Keep every line where the word "color" appears; drop the rest.
— BEGIN The data —
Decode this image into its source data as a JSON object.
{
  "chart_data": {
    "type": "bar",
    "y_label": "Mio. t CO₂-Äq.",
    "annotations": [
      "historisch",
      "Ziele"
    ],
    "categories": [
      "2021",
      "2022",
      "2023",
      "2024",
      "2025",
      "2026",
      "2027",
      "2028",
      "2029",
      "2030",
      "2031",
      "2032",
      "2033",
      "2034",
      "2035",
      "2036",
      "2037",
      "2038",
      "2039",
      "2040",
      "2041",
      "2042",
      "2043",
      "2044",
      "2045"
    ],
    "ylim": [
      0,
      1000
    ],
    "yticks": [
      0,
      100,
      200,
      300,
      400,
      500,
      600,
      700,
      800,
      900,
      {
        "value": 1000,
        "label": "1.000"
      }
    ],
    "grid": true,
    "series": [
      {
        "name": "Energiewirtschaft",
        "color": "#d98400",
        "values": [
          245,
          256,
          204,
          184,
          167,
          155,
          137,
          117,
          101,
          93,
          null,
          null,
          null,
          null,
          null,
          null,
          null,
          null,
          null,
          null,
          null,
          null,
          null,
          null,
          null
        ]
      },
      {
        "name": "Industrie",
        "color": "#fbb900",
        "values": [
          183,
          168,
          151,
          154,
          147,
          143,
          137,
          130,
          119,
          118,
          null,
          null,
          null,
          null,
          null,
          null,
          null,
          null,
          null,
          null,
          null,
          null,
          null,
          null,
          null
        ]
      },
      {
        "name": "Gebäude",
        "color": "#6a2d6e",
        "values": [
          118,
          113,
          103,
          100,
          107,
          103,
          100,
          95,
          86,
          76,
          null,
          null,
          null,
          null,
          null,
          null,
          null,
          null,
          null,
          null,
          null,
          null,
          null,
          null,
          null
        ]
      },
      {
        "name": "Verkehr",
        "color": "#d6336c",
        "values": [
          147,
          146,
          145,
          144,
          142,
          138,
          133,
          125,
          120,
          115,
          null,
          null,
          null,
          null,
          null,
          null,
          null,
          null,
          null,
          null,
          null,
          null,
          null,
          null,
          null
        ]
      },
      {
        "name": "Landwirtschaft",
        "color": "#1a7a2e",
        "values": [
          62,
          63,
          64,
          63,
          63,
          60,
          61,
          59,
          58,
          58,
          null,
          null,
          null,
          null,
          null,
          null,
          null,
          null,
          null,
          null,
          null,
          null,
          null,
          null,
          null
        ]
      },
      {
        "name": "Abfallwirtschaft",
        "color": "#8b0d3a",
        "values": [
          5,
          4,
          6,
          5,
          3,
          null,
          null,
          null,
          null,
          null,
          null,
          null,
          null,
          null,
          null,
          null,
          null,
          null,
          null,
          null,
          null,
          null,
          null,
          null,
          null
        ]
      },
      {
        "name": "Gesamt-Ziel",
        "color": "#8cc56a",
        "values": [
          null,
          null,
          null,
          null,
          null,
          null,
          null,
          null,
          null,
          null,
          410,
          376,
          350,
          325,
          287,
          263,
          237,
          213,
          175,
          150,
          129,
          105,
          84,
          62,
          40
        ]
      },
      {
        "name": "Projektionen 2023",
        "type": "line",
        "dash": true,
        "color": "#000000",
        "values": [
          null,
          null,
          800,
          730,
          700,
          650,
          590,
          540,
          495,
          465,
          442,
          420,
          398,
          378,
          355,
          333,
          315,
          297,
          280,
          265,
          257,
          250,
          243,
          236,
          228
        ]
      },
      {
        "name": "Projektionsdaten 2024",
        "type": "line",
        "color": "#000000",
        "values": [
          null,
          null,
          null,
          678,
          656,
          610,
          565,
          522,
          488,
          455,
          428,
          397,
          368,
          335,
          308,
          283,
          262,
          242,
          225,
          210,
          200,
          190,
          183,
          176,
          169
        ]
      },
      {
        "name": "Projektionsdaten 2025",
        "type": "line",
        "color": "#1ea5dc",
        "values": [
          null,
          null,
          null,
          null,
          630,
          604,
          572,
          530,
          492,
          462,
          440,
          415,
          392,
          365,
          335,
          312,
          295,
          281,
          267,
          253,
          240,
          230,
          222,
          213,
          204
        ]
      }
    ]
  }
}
— END The data —
= Answer for this exercise =
        "color": "#d98400",
        "color": "#fbb900",
        "color": "#6a2d6e",
        "color": "#d6336c",
        "color": "#1a7a2e",
        "color": "#8b0d3a",
        "color": "#8cc56a",
        "color": "#000000",
        "color": "#000000",
        "color": "#1ea5dc",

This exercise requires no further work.